# PROBLEM DETAILS:
Leave every picture out and write out the records below exactly.
RECORDS PROVIDED start
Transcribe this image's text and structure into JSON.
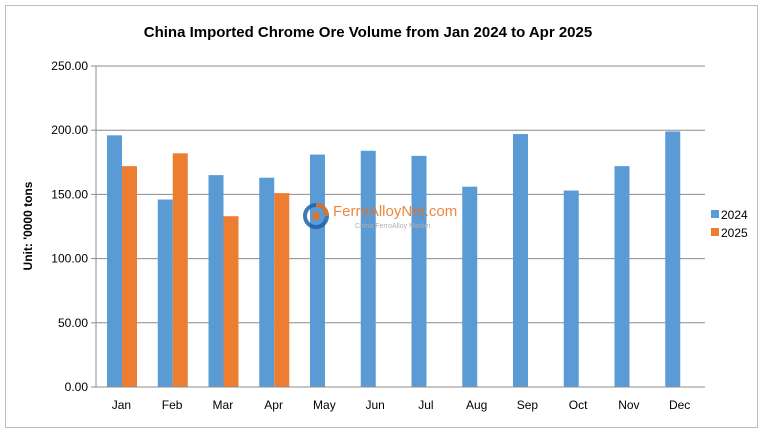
{
  "chart_data": {
    "type": "bar",
    "title": "China Imported Chrome Ore Volume from Jan 2024 to Apr 2025",
    "ylabel": "Unit: '0000 tons",
    "xlabel": "",
    "ylim": [
      0,
      250
    ],
    "yticks": [
      "0.00",
      "50.00",
      "100.00",
      "150.00",
      "200.00",
      "250.00"
    ],
    "ytick_values": [
      0,
      50,
      100,
      150,
      200,
      250
    ],
    "grid": true,
    "legend_position": "right",
    "categories": [
      "Jan",
      "Feb",
      "Mar",
      "Apr",
      "May",
      "Jun",
      "Jul",
      "Aug",
      "Sep",
      "Oct",
      "Nov",
      "Dec"
    ],
    "series": [
      {
        "name": "2024",
        "color": "#5b9bd5",
        "values": [
          196,
          146,
          165,
          163,
          181,
          184,
          180,
          156,
          197,
          153,
          172,
          199
        ]
      },
      {
        "name": "2025",
        "color": "#ed7d31",
        "values": [
          172,
          182,
          133,
          151,
          null,
          null,
          null,
          null,
          null,
          null,
          null,
          null
        ]
      }
    ]
  },
  "watermark": {
    "logo_icon": "ferroalloynet-logo-icon",
    "text": "FerroAlloyNet.com",
    "subtext": "China FerroAlloy Market"
  }
}
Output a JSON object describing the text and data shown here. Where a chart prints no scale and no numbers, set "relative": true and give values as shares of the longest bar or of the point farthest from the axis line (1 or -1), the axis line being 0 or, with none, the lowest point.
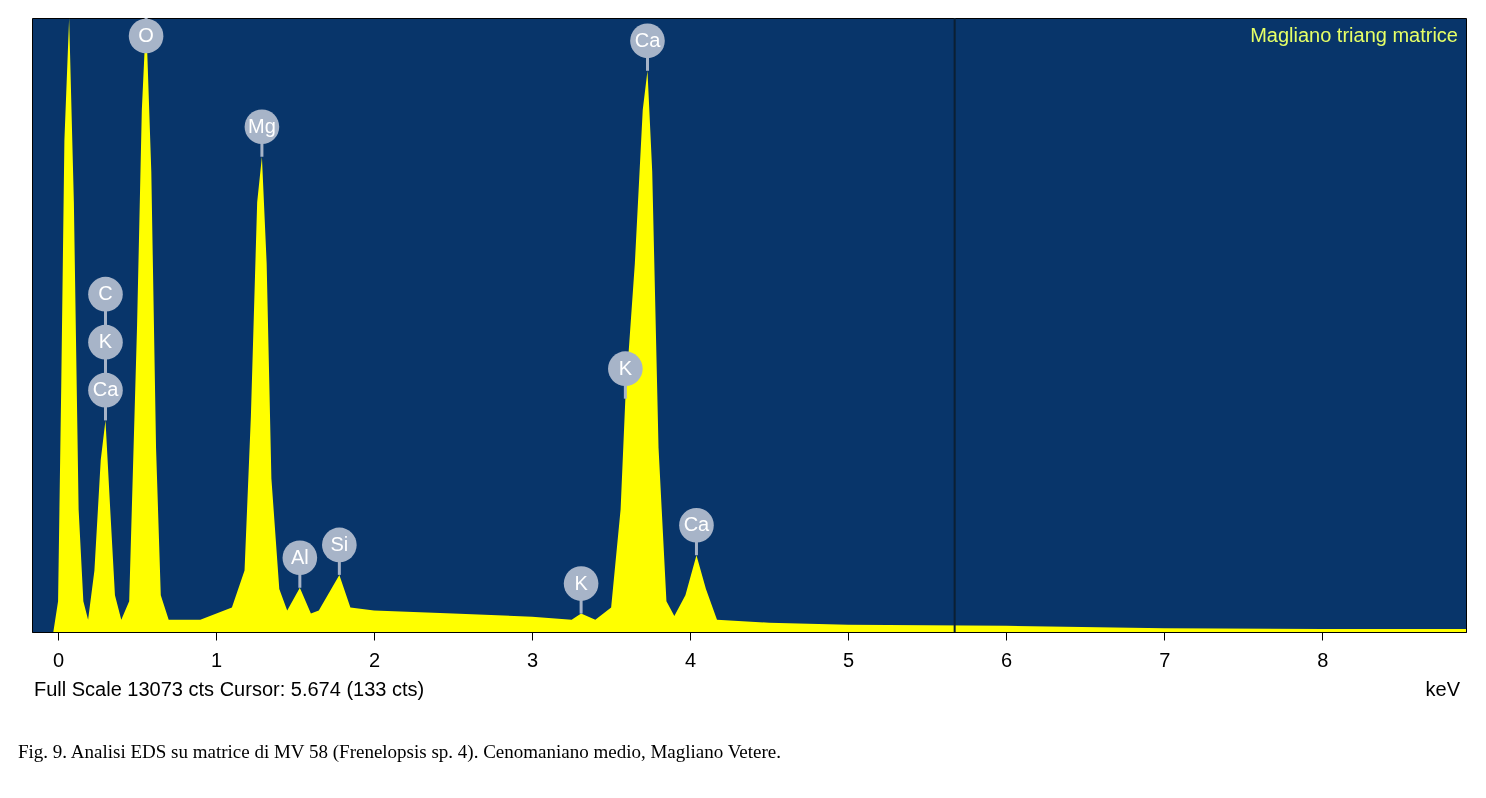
{
  "chart_data": {
    "type": "area",
    "relative": true,
    "title": "Magliano triang matrice",
    "xlabel": "keV",
    "x": [
      -0.165,
      -0.03,
      0.0,
      0.02,
      0.04,
      0.07,
      0.1,
      0.13,
      0.16,
      0.19,
      0.23,
      0.27,
      0.3,
      0.33,
      0.36,
      0.4,
      0.45,
      0.5,
      0.53,
      0.557,
      0.59,
      0.62,
      0.65,
      0.7,
      0.9,
      1.1,
      1.18,
      1.22,
      1.26,
      1.29,
      1.32,
      1.35,
      1.4,
      1.45,
      1.53,
      1.6,
      1.65,
      1.78,
      1.85,
      2.0,
      2.5,
      3.0,
      3.25,
      3.31,
      3.4,
      3.5,
      3.56,
      3.59,
      3.65,
      3.7,
      3.73,
      3.76,
      3.8,
      3.85,
      3.9,
      3.97,
      4.04,
      4.1,
      4.17,
      4.5,
      5.0,
      6.0,
      7.0,
      8.0,
      8.91
    ],
    "series": [
      {
        "color": "#ffff00",
        "values": [
          0,
          0,
          0.05,
          0.4,
          0.8,
          1.0,
          0.7,
          0.2,
          0.05,
          0.02,
          0.1,
          0.28,
          0.345,
          0.2,
          0.06,
          0.02,
          0.05,
          0.5,
          0.85,
          1.0,
          0.75,
          0.3,
          0.06,
          0.02,
          0.02,
          0.04,
          0.1,
          0.35,
          0.7,
          0.774,
          0.6,
          0.25,
          0.07,
          0.035,
          0.072,
          0.03,
          0.035,
          0.093,
          0.04,
          0.035,
          0.03,
          0.025,
          0.02,
          0.03,
          0.02,
          0.04,
          0.2,
          0.38,
          0.6,
          0.85,
          0.914,
          0.75,
          0.3,
          0.05,
          0.026,
          0.06,
          0.125,
          0.07,
          0.02,
          0.015,
          0.012,
          0.01,
          0.006,
          0.005,
          0.005
        ]
      }
    ],
    "xlim": [
      -0.165,
      8.91
    ],
    "xticks": [
      0,
      1,
      2,
      3,
      4,
      5,
      6,
      7,
      8
    ],
    "ref_lines": [
      {
        "axis": "x",
        "value": 5.674,
        "color": "#0b1f33"
      }
    ],
    "annotations": [
      {
        "text": "O",
        "x": 0.557,
        "y": 1.0
      },
      {
        "text": "C",
        "x": 0.3,
        "y": 0.345
      },
      {
        "text": "K",
        "x": 0.3,
        "y": 0.345
      },
      {
        "text": "Ca",
        "x": 0.3,
        "y": 0.345
      },
      {
        "text": "Mg",
        "x": 1.29,
        "y": 0.774
      },
      {
        "text": "Al",
        "x": 1.53,
        "y": 0.072
      },
      {
        "text": "Si",
        "x": 1.78,
        "y": 0.093
      },
      {
        "text": "K",
        "x": 3.31,
        "y": 0.03
      },
      {
        "text": "K",
        "x": 3.59,
        "y": 0.38
      },
      {
        "text": "Ca",
        "x": 3.73,
        "y": 0.914
      },
      {
        "text": "Ca",
        "x": 4.04,
        "y": 0.125
      },
      "Full Scale 13073 cts Cursor: 5.674  (133 cts)",
      "Fig. 9. Analisi EDS su matrice di MV 58 (Frenelopsis sp. 4). Cenomaniano medio, Magliano Vetere."
    ],
    "grid": false
  }
}
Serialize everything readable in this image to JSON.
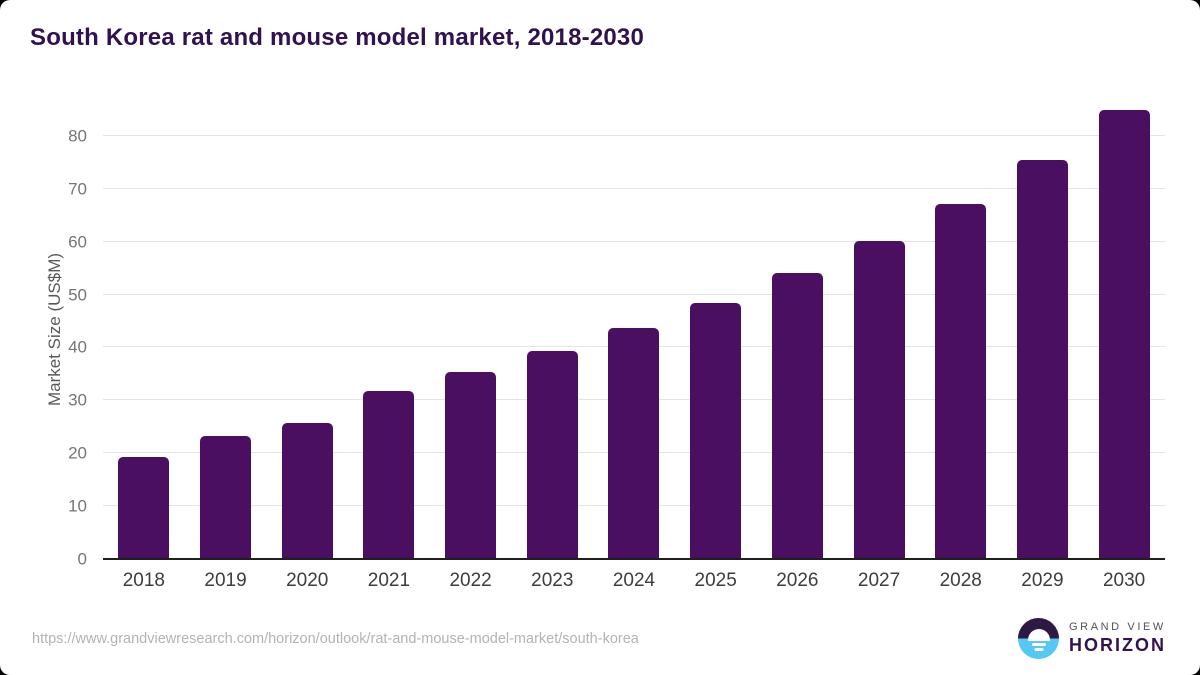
{
  "colors": {
    "bar": "#4a0f61",
    "title": "#311150",
    "grid": "#e4e4e4",
    "axis": "#1f1f1f",
    "ytick": "#757575",
    "xtick": "#3d3d3d",
    "ylabel": "#595959",
    "url": "#b3b3b3",
    "logo_dark": "#2c1a45",
    "logo_blue": "#57c7f3",
    "brand_gray": "#51515a",
    "brand_purple": "#331150"
  },
  "footer": {
    "source_url": "https://www.grandviewresearch.com/horizon/outlook/rat-and-mouse-model-market/south-korea",
    "brand_top": "GRAND VIEW",
    "brand_bottom": "HORIZON"
  },
  "chart_data": {
    "type": "bar",
    "title": "South Korea rat and mouse model market, 2018-2030",
    "xlabel": "",
    "ylabel": "Market Size (US$M)",
    "categories": [
      "2018",
      "2019",
      "2020",
      "2021",
      "2022",
      "2023",
      "2024",
      "2025",
      "2026",
      "2027",
      "2028",
      "2029",
      "2030"
    ],
    "values": [
      19.2,
      23.2,
      25.7,
      31.8,
      35.4,
      39.3,
      43.6,
      48.5,
      54.0,
      60.2,
      67.1,
      75.4,
      84.9
    ],
    "ylim": [
      0,
      86.8
    ],
    "yticks": [
      0,
      10,
      20,
      30,
      40,
      50,
      60,
      70,
      80
    ],
    "grid": "horizontal",
    "legend": "none",
    "bar_color": "#4a0f61"
  }
}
RECORDS PROVIDED end
# FINAL RESULT:
Transcribe this image's text and structure into JSON.
{
  "chart_data": {
    "type": "bar",
    "title": "China Imported Chrome Ore Volume from Jan 2024 to Apr 2025",
    "ylabel": "Unit: '0000 tons",
    "xlabel": "",
    "ylim": [
      0,
      250
    ],
    "yticks": [
      "0.00",
      "50.00",
      "100.00",
      "150.00",
      "200.00",
      "250.00"
    ],
    "ytick_values": [
      0,
      50,
      100,
      150,
      200,
      250
    ],
    "grid": true,
    "legend_position": "right",
    "categories": [
      "Jan",
      "Feb",
      "Mar",
      "Apr",
      "May",
      "Jun",
      "Jul",
      "Aug",
      "Sep",
      "Oct",
      "Nov",
      "Dec"
    ],
    "series": [
      {
        "name": "2024",
        "color": "#5b9bd5",
        "values": [
          196,
          146,
          165,
          163,
          181,
          184,
          180,
          156,
          197,
          153,
          172,
          199
        ]
      },
      {
        "name": "2025",
        "color": "#ed7d31",
        "values": [
          172,
          182,
          133,
          151,
          null,
          null,
          null,
          null,
          null,
          null,
          null,
          null
        ]
      }
    ]
  },
  "watermark": {
    "logo_icon": "ferroalloynet-logo-icon",
    "text": "FerroAlloyNet.com",
    "subtext": "China FerroAlloy Market"
  }
}
Output a JSON object describing the text and data shown here. Where a chart prints no scale and no numbers, set "relative": true and give values as shares of the longest bar or of the point farthest from the axis line (1 or -1), the axis line being 0 or, with none, the lowest point.
{
  "chart_data": {
    "type": "area",
    "relative": true,
    "title": "Magliano triang matrice",
    "xlabel": "keV",
    "x": [
      -0.165,
      -0.03,
      0.0,
      0.02,
      0.04,
      0.07,
      0.1,
      0.13,
      0.16,
      0.19,
      0.23,
      0.27,
      0.3,
      0.33,
      0.36,
      0.4,
      0.45,
      0.5,
      0.53,
      0.557,
      0.59,
      0.62,
      0.65,
      0.7,
      0.9,
      1.1,
      1.18,
      1.22,
      1.26,
      1.29,
      1.32,
      1.35,
      1.4,
      1.45,
      1.53,
      1.6,
      1.65,
      1.78,
      1.85,
      2.0,
      2.5,
      3.0,
      3.25,
      3.31,
      3.4,
      3.5,
      3.56,
      3.59,
      3.65,
      3.7,
      3.73,
      3.76,
      3.8,
      3.85,
      3.9,
      3.97,
      4.04,
      4.1,
      4.17,
      4.5,
      5.0,
      6.0,
      7.0,
      8.0,
      8.91
    ],
    "series": [
      {
        "color": "#ffff00",
        "values": [
          0,
          0,
          0.05,
          0.4,
          0.8,
          1.0,
          0.7,
          0.2,
          0.05,
          0.02,
          0.1,
          0.28,
          0.345,
          0.2,
          0.06,
          0.02,
          0.05,
          0.5,
          0.85,
          1.0,
          0.75,
          0.3,
          0.06,
          0.02,
          0.02,
          0.04,
          0.1,
          0.35,
          0.7,
          0.774,
          0.6,
          0.25,
          0.07,
          0.035,
          0.072,
          0.03,
          0.035,
          0.093,
          0.04,
          0.035,
          0.03,
          0.025,
          0.02,
          0.03,
          0.02,
          0.04,
          0.2,
          0.38,
          0.6,
          0.85,
          0.914,
          0.75,
          0.3,
          0.05,
          0.026,
          0.06,
          0.125,
          0.07,
          0.02,
          0.015,
          0.012,
          0.01,
          0.006,
          0.005,
          0.005
        ]
      }
    ],
    "xlim": [
      -0.165,
      8.91
    ],
    "xticks": [
      0,
      1,
      2,
      3,
      4,
      5,
      6,
      7,
      8
    ],
    "ref_lines": [
      {
        "axis": "x",
        "value": 5.674,
        "color": "#0b1f33"
      }
    ],
    "annotations": [
      {
        "text": "O",
        "x": 0.557,
        "y": 1.0
      },
      {
        "text": "C",
        "x": 0.3,
        "y": 0.345
      },
      {
        "text": "K",
        "x": 0.3,
        "y": 0.345
      },
      {
        "text": "Ca",
        "x": 0.3,
        "y": 0.345
      },
      {
        "text": "Mg",
        "x": 1.29,
        "y": 0.774
      },
      {
        "text": "Al",
        "x": 1.53,
        "y": 0.072
      },
      {
        "text": "Si",
        "x": 1.78,
        "y": 0.093
      },
      {
        "text": "K",
        "x": 3.31,
        "y": 0.03
      },
      {
        "text": "K",
        "x": 3.59,
        "y": 0.38
      },
      {
        "text": "Ca",
        "x": 3.73,
        "y": 0.914
      },
      {
        "text": "Ca",
        "x": 4.04,
        "y": 0.125
      },
      "Full Scale 13073 cts Cursor: 5.674  (133 cts)",
      "Fig. 9. Analisi EDS su matrice di MV 58 (Frenelopsis sp. 4). Cenomaniano medio, Magliano Vetere."
    ],
    "grid": false
  }
}
Serialize everything readable in this image to JSON.
{
  "colors": {
    "bar": "#4a0f61",
    "title": "#311150",
    "grid": "#e4e4e4",
    "axis": "#1f1f1f",
    "ytick": "#757575",
    "xtick": "#3d3d3d",
    "ylabel": "#595959",
    "url": "#b3b3b3",
    "logo_dark": "#2c1a45",
    "logo_blue": "#57c7f3",
    "brand_gray": "#51515a",
    "brand_purple": "#331150"
  },
  "footer": {
    "source_url": "https://www.grandviewresearch.com/horizon/outlook/rat-and-mouse-model-market/south-korea",
    "brand_top": "GRAND VIEW",
    "brand_bottom": "HORIZON"
  },
  "chart_data": {
    "type": "bar",
    "title": "South Korea rat and mouse model market, 2018-2030",
    "xlabel": "",
    "ylabel": "Market Size (US$M)",
    "categories": [
      "2018",
      "2019",
      "2020",
      "2021",
      "2022",
      "2023",
      "2024",
      "2025",
      "2026",
      "2027",
      "2028",
      "2029",
      "2030"
    ],
    "values": [
      19.2,
      23.2,
      25.7,
      31.8,
      35.4,
      39.3,
      43.6,
      48.5,
      54.0,
      60.2,
      67.1,
      75.4,
      84.9
    ],
    "ylim": [
      0,
      86.8
    ],
    "yticks": [
      0,
      10,
      20,
      30,
      40,
      50,
      60,
      70,
      80
    ],
    "grid": "horizontal",
    "legend": "none",
    "bar_color": "#4a0f61"
  }
}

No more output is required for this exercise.